**WHAT TO WORK ON**
From the records below, count the lines containing the word "ASHOKKUMAR" and give only that number.
───── RECORDS PROVIDED
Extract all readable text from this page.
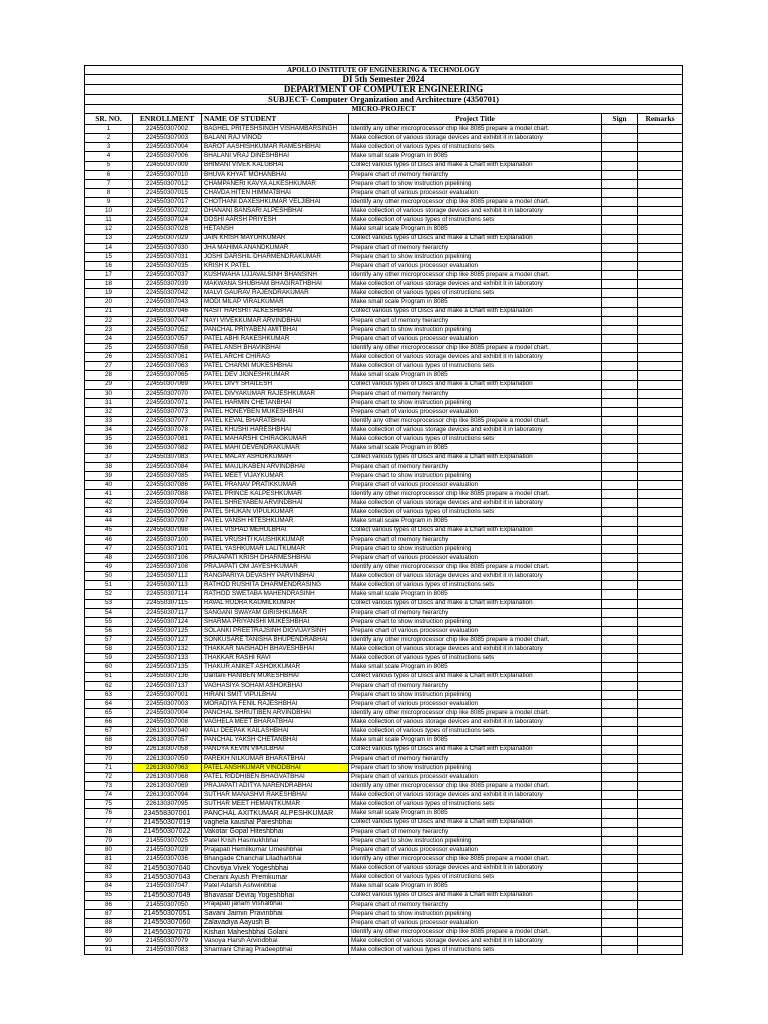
APOLLO INSTITUTE OF ENGINEERING & TECHNOLOGY					
DI 5th Semester 2024					
DEPARTMENT OF COMPUTER ENGINEERING					
SUBJECT- Computer Organization and Architecture (4350701)					
MICRO-PROJECT					
SR. NO.	ENROLLMENT	NAME OF STUDENT	Project Title	Sign	Remarks
1	224550307002	BAGHEL PRITESHSINGH VISHAMBARSINGH	Identify any other microprocessor chip like 8085 prepare a model chart.		
2	224550307003	BALANI RAJ VINOD	Make collection of various storage devices and exhibit it in laboratory		
3	224550307004	BAROT AASHISHKUMAR RAMESHBHAI	Make collection of various types of instructions sets		
4	224550307006	BHALANI VRAJ DINESHBHAI	Make small scale Program in 8085		
5	224550307009	BHIMANI VIVEK KALUBHAI	Collect various types of Discs and make a Chart with Explanation		
6	224550307010	BHUVA KHYAT MOHANBHAI	Prepare chart of memory hierarchy		
7	224550307012	CHAMPANERI KAVYA ALKESHKUMAR	Prepare chart to show instruction pipelining		
8	224550307015	CHAVDA HITEN HIMMATBHAI	Prepare chart of various processor evaluation		
9	224550307017	CHOTHANI DAXESHKUMAR VELJIBHAI	Identify any other microprocessor chip like 8085 prepare a model chart.		
10	224550307022	DHANANI BANSARI ALPESHBHAI	Make collection of various storage devices and exhibit it in laboratory		
11	224550307024	DOSHI AARSH PRIYESH	Make collection of various types of instructions sets		
12	224550307028	HETANSH	Make small scale Program in 8085		
13	224550307029	JAIN KRISH MAYURKUMAR	Collect various types of Discs and make a Chart with Explanation		
14	224550307030	JHA MAHIMA ANANDKUMAR	Prepare chart of memory hierarchy		
15	224550307031	JOSHI DARSHIL DHARMENDRAKUMAR	Prepare chart to show instruction pipelining		
16	224550307035	KRISH K PATEL	Prepare chart of various processor evaluation		
17	224550307037	KUSHWAHA UJJAVALSINH BHANSINH	Identify any other microprocessor chip like 8085 prepare a model chart.		
18	224550307039	MAKWANA SHUBHAM BHAGIRATHBHAI	Make collection of various storage devices and exhibit it in laboratory		
19	224550307042	MALVI GAURAV RAJENDRAKUMAR	Make collection of various types of instructions sets		
20	224550307043	MODI MILAP VIRALKUMAR	Make small scale Program in 8085		
21	224550307046	NASIT HARSHIT ALKESHBHAI	Collect various types of Discs and make a Chart with Explanation		
22	224550307047	NAYI VIVEKKUMAR ARVINDBHAI	Prepare chart of memory hierarchy		
23	224550307052	PANCHAL PRIYABEN AMITBHAI	Prepare chart to show instruction pipelining		
24	224550307057	PATEL ABHI RAKESHKUMAR	Prepare chart of various processor evaluation		
25	224550307058	PATEL ANSH BHAVIKBHAI	Identify any other microprocessor chip like 8085 prepare a model chart.		
26	224550307061	PATEL ARCHI CHIRAG	Make collection of various storage devices and exhibit it in laboratory		
27	224550307063	PATEL CHARMI MUKESHBHAI	Make collection of various types of instructions sets		
28	224550307065	PATEL DEV JIGNESHKUMAR	Make small scale Program in 8085		
29	224550307069	PATEL DIVY SHAILESH	Collect various types of Discs and make a Chart with Explanation		
30	224550307070	PATEL DIVYAKUMAR RAJESHKUMAR	Prepare chart of memory hierarchy		
31	224550307071	PATEL HARMIN CHETANBHAI	Prepare chart to show instruction pipelining		
32	224550307073	PATEL HONEYBEN MUKESHBHAI	Prepare chart of various processor evaluation		
33	224550307077	PATEL KEVAL BHARATBHAI	Identify any other microprocessor chip like 8085 prepare a model chart.		
34	224550307078	PATEL KHUSHI HARESHBHAI	Make collection of various storage devices and exhibit it in laboratory		
35	224550307081	PATEL MAHARSHI CHIRAGKUMAR	Make collection of various types of instructions sets		
36	224550307082	PATEL MAHI DEVENDRAKUMAR	Make small scale Program in 8085		
37	224550307083	PATEL MALAY ASHOKKUMAR	Collect various types of Discs and make a Chart with Explanation		
38	224550307084	PATEL MAULIKABEN ARVINDBHAI	Prepare chart of memory hierarchy		
39	224550307085	PATEL MEET VIJAYKUMAR	Prepare chart to show instruction pipelining		
40	224550307086	PATEL PRANAV PRATIKKUMAR	Prepare chart of various processor evaluation		
41	224550307088	PATEL PRINCE KALPESHKUMAR	Identify any other microprocessor chip like 8085 prepare a model chart.		
42	224550307094	PATEL SHREYABEN ARVINDBHAI	Make collection of various storage devices and exhibit it in laboratory		
43	224550307096	PATEL SHUKAN VIPULKUMAR	Make collection of various types of instructions sets		
44	224550307097	PATEL VANSH HITESHKUMAR	Make small scale Program in 8085		
45	224550307098	PATEL VISHAD MEHULBHAI	Collect various types of Discs and make a Chart with Explanation		
46	224550307100	PATEL VRUSHTI KAUSHIKKUMAR	Prepare chart of memory hierarchy		
47	224550307101	PATEL YASHKUMAR LALITKUMAR	Prepare chart to show instruction pipelining		
48	224550307106	PRAJAPATI KRISH DHARMESHBHAI	Prepare chart of various processor evaluation		
49	224550307108	PRAJAPATI OM JAYESHKUMAR	Identify any other microprocessor chip like 8085 prepare a model chart.		
50	224550307112	RANGPARIYA DEVASHY PARVINBHAI	Make collection of various storage devices and exhibit it in laboratory		
51	224550307113	RATHOD RUSHITA DHARMENDRASING	Make collection of various types of instructions sets		
52	224550307114	RATHOD SWETABA MAHENDRASINH	Make small scale Program in 8085		
53	224550307115	RAVAL RUDRA KAUMILKUMAR	Collect various types of Discs and make a Chart with Explanation		
54	224550307117	SANGANI SWAYAM GIRISHKUMAR	Prepare chart of memory hierarchy		
55	224550307124	SHARMA PRIYANSHI MUKESHBHAI	Prepare chart to show instruction pipelining		
56	224550307125	SOLANKI PREETRAJSINH DIGVIJAYSINH	Prepare chart of various processor evaluation		
57	224550307127	SONKUSARE TANISHA BHUPENDRABHAI	Identify any other microprocessor chip like 8085 prepare a model chart.		
58	224550307132	THAKKAR NAISHADH BHAVESHBHAI	Make collection of various storage devices and exhibit it in laboratory		
59	224550307133	THAKKAR RASHI RAVI	Make collection of various types of instructions sets		
60	224550307135	THAKUR ANIKET ASHOKKUMAR	Make small scale Program in 8085		
61	224550307136	Dantani HANIBEN MUKESHBHAI	Collect various types of Discs and make a Chart with Explanation		
62	224550307137	VAGHASIYA SOHAM ASHOKBHAI	Prepare chart of memory hierarchy		
63	224550307001	HIRANI SMIT VIPULBHAI	Prepare chart to show instruction pipelining		
64	224550307003	MORADIYA FENIL RAJESHBHAI	Prepare chart of various processor evaluation		
65	224550307004	PANCHAL SHRUTIBEN ARVINDBHAI	Identify any other microprocessor chip like 8085 prepare a model chart.		
66	224550307008	VAGHELA MEET BHARATBHAI	Make collection of various storage devices and exhibit it in laboratory		
67	226130307040	MALI DEEPAK KAILASHBHAI	Make collection of various types of instructions sets		
68	226130307057	PANCHAL YAKSH CHETANBHAI	Make small scale Program in 8085		
69	226130307058	PANDYA KEVIN VIPULBHAI	Collect various types of Discs and make a Chart with Explanation		
70	226130307059	PAREKH NILKUMAR BHARATBHAI	Prepare chart of memory hierarchy		
71	226130307063	PATEL ANSHKUMAR VINODBHAI	Prepare chart to show instruction pipelining		
72	226130307068	PATEL RIDDHIBEN BHAGVATBHAI	Prepare chart of various processor evaluation		
73	226130307069	PRAJAPATI ADITYA NARENDRABHAI	Identify any other microprocessor chip like 8085 prepare a model chart.		
74	226130307094	SUTHAR MANASHVI RAKESHBHAI	Make collection of various storage devices and exhibit it in laboratory		
75	226130307095	SUTHAR MEET HEMANTKUMAR	Make collection of various types of instructions sets		
76	234558307001	PANCHAL AXITKUMAR ALPESHKUMAR	Make small scale Program in 8085		
77	214550307019	vaghela kaushal Pareshbhai	Collect various types of Discs and make a Chart with Explanation		
78	214550307022	Vakotar Gopal Hiteshbhai	Prepare chart of memory hierarchy		
79	214550307025	Patel Krish Hasmukhbhai	Prepare chart to show instruction pipelining		
80	214550307029	Prajapati Hemilkumar Umeshbhai	Prepare chart of various processor evaluation		
81	214550307036	Bhangade Chanchal Liladharbhai	Identify any other microprocessor chip like 8085 prepare a model chart.		
82	214550307040	Chovtiya Vivek Yogeshbhai	Make collection of various storage devices and exhibit it in laboratory		
83	214550307043	Cherani Ayush Premkumar	Make collection of various types of instructions sets		
84	214550307047	Patel Adarsh Ashwinbhai	Make small scale Program in 8085		
85	214550307049	Bhavasar Devraj Yogeshbhai	Collect various types of Discs and make a Chart with Explanation		
86	214550307050	Prajapati janam Vishalbhai	Prepare chart of memory hierarchy		
87	214550307051	Savani Jaimin Pravinbhai	Prepare chart to show instruction pipelining		
88	214550307060	Zalavadiya Aayush B	Prepare chart of various processor evaluation		
89	214550307070	Kishan Maheshbhai Golani	Identify any other microprocessor chip like 8085 prepare a model chart.		
90	214550307079	Vasoya Harsh Arvindbhai	Make collection of various storage devices and exhibit it in laboratory		
91	214550307083	Shamlani Chirag Pradeepbhai	Make collection of various types of instructions sets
──────────
**TASK RESPONSE**
2